> _The request_:
From the entries that follow, gather each line holding the word "detached".

> _Data provided_:
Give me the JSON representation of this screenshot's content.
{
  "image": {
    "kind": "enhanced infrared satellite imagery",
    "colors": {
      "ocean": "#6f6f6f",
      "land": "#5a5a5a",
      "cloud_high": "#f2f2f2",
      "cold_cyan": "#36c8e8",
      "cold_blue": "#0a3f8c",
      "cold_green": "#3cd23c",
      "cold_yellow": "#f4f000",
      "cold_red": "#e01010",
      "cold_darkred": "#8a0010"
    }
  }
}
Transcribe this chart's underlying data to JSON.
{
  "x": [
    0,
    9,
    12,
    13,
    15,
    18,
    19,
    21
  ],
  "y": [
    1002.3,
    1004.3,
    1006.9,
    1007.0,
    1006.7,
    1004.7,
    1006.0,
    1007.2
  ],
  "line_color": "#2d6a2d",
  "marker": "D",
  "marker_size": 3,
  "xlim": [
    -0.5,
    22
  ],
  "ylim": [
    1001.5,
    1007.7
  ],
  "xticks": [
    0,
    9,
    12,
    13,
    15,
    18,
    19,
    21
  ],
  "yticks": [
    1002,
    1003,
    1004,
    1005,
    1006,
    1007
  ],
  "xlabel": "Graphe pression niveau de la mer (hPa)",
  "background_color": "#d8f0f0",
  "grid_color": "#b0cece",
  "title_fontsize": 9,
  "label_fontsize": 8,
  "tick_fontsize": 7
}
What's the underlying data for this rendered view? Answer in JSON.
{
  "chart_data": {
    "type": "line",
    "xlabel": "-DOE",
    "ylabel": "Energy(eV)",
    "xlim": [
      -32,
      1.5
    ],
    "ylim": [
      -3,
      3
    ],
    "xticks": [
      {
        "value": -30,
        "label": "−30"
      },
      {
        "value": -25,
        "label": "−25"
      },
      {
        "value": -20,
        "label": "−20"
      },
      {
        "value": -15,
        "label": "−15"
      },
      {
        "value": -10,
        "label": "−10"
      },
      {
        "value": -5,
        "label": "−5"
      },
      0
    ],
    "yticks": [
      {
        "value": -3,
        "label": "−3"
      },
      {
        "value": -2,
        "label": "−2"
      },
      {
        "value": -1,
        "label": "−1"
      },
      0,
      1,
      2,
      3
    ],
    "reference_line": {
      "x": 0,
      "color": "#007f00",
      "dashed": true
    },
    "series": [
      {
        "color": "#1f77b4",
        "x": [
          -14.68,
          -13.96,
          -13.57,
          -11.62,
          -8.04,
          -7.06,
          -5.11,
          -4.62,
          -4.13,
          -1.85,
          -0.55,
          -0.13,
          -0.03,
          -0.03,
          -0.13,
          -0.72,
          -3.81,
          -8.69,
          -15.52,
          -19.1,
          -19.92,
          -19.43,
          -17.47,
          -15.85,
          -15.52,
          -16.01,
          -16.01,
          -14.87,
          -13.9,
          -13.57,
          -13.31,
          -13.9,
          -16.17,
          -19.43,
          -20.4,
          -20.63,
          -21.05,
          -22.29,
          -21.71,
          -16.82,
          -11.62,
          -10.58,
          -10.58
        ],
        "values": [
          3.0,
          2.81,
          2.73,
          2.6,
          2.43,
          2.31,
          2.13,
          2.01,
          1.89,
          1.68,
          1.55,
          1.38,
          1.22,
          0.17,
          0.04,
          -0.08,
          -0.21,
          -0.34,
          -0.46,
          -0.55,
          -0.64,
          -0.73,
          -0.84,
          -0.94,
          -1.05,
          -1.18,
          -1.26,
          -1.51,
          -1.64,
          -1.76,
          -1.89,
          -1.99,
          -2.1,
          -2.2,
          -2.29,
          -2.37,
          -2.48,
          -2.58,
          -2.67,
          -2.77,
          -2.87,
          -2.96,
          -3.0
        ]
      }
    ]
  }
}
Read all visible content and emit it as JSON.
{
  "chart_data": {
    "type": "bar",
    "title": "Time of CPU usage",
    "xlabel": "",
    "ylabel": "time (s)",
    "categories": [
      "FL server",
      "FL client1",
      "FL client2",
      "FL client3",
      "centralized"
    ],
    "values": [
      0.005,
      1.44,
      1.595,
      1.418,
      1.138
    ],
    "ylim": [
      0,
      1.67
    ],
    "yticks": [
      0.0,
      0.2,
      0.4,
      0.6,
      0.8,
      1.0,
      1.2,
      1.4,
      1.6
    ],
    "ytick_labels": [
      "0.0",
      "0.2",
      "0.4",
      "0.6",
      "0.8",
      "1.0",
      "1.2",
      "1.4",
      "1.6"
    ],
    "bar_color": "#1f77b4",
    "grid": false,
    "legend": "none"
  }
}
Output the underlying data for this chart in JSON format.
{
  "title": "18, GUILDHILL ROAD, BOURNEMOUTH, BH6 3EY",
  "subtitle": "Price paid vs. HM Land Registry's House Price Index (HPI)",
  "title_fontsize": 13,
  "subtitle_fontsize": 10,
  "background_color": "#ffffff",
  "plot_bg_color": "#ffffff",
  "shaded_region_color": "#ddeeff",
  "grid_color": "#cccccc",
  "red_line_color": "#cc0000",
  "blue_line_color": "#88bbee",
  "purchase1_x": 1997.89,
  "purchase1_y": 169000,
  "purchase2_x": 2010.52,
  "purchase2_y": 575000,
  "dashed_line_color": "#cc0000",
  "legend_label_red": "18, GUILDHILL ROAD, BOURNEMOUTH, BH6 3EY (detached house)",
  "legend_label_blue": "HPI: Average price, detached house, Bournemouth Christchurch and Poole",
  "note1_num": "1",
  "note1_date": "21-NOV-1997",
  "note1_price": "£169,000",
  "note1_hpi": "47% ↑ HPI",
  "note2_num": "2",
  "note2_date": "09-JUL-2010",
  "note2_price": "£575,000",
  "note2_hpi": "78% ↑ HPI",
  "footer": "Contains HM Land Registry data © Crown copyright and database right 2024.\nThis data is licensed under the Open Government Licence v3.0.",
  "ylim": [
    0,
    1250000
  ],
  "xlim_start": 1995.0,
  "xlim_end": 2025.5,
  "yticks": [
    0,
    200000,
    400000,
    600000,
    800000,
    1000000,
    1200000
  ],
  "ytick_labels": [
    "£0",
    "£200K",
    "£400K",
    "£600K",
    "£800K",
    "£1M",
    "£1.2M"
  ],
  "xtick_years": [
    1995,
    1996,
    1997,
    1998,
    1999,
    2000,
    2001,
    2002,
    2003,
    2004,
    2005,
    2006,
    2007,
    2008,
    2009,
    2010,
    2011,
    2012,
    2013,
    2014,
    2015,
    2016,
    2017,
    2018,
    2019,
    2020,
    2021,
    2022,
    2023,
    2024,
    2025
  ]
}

> _Task result_:
  "legend_label_red": "18, GUILDHILL ROAD, BOURNEMOUTH, BH6 3EY (detached house)",
  "legend_label_blue": "HPI: Average price, detached house, Bournemouth Christchurch and Poole",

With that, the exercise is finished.